**THE DATA:**
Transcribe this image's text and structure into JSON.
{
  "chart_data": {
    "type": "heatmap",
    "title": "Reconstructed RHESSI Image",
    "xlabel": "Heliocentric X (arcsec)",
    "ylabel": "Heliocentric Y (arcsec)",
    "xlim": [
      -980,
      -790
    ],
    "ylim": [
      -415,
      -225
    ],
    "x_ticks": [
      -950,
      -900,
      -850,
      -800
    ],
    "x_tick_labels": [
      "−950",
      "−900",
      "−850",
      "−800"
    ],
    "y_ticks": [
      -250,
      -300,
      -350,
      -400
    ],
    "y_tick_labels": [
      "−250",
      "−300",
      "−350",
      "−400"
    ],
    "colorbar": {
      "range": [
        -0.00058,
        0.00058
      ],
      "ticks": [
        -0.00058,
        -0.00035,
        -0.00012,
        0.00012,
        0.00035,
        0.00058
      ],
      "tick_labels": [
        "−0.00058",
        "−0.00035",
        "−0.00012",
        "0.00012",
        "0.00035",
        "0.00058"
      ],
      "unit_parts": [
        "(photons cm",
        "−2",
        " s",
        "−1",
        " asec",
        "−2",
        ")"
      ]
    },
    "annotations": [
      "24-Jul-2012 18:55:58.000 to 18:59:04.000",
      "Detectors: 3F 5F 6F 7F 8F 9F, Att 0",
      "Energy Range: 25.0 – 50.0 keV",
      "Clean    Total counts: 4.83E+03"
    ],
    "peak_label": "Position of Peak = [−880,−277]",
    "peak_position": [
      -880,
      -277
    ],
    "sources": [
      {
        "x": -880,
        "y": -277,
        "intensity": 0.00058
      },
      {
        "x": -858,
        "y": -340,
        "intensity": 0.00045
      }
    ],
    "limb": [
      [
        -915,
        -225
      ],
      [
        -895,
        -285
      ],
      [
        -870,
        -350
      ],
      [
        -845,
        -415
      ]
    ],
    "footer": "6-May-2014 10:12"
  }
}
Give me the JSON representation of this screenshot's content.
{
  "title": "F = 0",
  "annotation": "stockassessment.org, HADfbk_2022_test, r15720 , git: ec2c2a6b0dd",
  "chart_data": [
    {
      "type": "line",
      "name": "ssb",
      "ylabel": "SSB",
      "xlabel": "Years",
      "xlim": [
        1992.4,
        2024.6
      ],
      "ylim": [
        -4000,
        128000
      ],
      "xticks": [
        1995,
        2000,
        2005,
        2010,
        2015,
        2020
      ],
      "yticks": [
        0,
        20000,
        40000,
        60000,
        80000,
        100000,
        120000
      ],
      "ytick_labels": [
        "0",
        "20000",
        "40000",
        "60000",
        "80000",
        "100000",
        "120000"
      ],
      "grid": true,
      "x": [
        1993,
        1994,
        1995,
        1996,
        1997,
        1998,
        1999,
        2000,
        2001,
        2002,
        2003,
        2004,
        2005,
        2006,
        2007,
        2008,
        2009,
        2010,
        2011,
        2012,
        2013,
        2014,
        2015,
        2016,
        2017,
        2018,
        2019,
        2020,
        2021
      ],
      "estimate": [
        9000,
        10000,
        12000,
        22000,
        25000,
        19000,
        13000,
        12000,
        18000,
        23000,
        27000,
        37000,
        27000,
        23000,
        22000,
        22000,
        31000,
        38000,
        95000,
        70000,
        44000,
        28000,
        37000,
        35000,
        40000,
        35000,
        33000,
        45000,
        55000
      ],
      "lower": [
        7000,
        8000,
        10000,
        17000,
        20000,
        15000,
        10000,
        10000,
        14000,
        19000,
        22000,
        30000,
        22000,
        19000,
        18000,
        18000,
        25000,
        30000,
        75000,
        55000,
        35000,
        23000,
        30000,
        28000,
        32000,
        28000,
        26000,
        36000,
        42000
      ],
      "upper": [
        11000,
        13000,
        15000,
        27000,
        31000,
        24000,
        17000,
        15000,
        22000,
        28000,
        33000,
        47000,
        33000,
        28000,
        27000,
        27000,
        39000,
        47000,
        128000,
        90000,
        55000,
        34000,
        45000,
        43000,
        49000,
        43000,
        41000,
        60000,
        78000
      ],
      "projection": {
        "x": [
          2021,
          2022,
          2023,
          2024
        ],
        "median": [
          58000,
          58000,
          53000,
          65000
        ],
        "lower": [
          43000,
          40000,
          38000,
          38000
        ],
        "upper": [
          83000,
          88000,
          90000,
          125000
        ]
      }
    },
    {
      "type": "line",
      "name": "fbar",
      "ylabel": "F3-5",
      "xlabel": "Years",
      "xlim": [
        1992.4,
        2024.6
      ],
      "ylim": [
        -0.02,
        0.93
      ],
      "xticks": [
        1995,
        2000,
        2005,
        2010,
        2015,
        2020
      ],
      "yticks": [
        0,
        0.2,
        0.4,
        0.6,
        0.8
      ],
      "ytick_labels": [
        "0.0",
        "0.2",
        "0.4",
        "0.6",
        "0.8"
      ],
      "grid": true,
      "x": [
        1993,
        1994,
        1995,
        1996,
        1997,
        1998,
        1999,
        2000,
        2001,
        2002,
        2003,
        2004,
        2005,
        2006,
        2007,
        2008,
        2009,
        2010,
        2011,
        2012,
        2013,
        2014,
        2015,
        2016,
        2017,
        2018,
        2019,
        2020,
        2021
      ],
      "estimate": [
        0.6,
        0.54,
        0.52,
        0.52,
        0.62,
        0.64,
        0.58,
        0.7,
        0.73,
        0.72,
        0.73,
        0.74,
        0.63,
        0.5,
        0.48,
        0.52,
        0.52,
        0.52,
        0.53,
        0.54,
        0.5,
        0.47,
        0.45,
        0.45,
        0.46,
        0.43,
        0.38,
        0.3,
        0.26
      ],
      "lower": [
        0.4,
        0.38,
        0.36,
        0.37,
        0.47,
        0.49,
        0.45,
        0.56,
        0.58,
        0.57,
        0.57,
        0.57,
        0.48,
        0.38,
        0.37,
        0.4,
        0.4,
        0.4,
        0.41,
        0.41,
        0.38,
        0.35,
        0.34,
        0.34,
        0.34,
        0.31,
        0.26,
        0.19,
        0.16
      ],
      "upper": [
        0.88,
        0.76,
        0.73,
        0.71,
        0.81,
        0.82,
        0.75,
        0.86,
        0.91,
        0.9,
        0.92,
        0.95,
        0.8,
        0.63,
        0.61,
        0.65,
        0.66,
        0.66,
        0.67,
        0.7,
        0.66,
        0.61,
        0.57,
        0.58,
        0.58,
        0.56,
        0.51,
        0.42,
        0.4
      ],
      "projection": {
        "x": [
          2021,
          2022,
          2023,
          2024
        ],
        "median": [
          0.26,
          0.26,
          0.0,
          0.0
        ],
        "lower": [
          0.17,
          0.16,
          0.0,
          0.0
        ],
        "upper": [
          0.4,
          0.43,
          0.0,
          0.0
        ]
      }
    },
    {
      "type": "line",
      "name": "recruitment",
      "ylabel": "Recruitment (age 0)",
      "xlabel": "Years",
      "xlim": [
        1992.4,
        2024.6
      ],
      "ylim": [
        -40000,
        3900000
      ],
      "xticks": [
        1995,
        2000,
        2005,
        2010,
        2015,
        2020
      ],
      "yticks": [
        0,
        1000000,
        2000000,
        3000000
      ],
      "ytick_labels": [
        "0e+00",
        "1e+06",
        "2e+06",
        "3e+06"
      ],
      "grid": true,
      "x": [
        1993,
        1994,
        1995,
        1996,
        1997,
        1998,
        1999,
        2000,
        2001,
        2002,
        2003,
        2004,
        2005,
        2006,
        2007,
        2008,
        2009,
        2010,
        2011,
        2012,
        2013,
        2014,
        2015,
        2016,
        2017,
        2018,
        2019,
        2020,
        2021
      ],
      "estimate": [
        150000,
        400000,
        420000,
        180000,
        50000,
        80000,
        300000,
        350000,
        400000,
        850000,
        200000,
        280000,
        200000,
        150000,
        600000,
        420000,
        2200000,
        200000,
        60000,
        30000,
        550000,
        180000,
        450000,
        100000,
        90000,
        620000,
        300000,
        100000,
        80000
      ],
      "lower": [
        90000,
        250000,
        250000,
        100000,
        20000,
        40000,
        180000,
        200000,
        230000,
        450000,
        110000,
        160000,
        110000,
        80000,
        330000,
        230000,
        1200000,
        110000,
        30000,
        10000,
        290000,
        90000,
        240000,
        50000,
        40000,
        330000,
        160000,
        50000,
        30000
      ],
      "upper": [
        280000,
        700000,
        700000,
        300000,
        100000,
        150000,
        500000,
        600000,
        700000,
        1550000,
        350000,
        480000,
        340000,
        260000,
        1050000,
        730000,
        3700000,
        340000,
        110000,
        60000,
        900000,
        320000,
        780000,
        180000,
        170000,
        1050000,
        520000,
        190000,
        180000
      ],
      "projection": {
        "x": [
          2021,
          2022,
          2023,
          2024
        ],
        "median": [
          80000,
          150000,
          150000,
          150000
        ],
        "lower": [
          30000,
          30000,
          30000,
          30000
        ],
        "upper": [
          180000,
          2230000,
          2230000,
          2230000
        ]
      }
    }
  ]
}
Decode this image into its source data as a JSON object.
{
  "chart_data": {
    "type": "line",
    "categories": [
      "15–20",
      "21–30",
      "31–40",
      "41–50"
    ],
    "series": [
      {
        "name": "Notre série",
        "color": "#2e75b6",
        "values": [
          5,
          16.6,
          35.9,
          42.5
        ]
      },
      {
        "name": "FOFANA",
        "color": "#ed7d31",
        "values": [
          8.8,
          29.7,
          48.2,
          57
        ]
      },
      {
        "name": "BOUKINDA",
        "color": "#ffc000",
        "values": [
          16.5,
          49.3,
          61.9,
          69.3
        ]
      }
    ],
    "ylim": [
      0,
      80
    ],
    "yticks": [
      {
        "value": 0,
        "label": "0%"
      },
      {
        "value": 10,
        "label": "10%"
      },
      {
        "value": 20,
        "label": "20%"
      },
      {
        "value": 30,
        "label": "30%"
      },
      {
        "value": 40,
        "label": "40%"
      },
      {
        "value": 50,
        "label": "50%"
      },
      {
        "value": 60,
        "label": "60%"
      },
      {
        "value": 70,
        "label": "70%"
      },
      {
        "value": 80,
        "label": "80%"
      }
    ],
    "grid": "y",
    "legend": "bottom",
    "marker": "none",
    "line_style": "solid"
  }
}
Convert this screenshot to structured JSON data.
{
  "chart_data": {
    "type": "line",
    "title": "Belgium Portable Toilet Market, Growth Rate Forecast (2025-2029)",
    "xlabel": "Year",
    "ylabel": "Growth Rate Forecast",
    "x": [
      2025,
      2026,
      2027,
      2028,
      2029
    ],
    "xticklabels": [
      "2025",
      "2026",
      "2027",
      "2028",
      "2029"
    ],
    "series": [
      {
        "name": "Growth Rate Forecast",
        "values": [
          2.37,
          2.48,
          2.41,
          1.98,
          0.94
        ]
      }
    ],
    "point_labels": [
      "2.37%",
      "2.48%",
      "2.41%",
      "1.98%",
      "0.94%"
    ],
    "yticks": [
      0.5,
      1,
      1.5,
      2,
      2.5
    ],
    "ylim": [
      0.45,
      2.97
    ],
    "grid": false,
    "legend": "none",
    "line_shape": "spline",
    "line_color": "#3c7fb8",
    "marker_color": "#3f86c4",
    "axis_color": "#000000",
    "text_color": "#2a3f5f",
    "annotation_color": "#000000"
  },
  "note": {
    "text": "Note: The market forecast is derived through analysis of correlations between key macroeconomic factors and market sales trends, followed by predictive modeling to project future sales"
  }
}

**REQUIRED WORK:** Looking at the listing above, count the lines that contain "into" and give nothing but the number.

**WRITTEN SOLUTION:** 2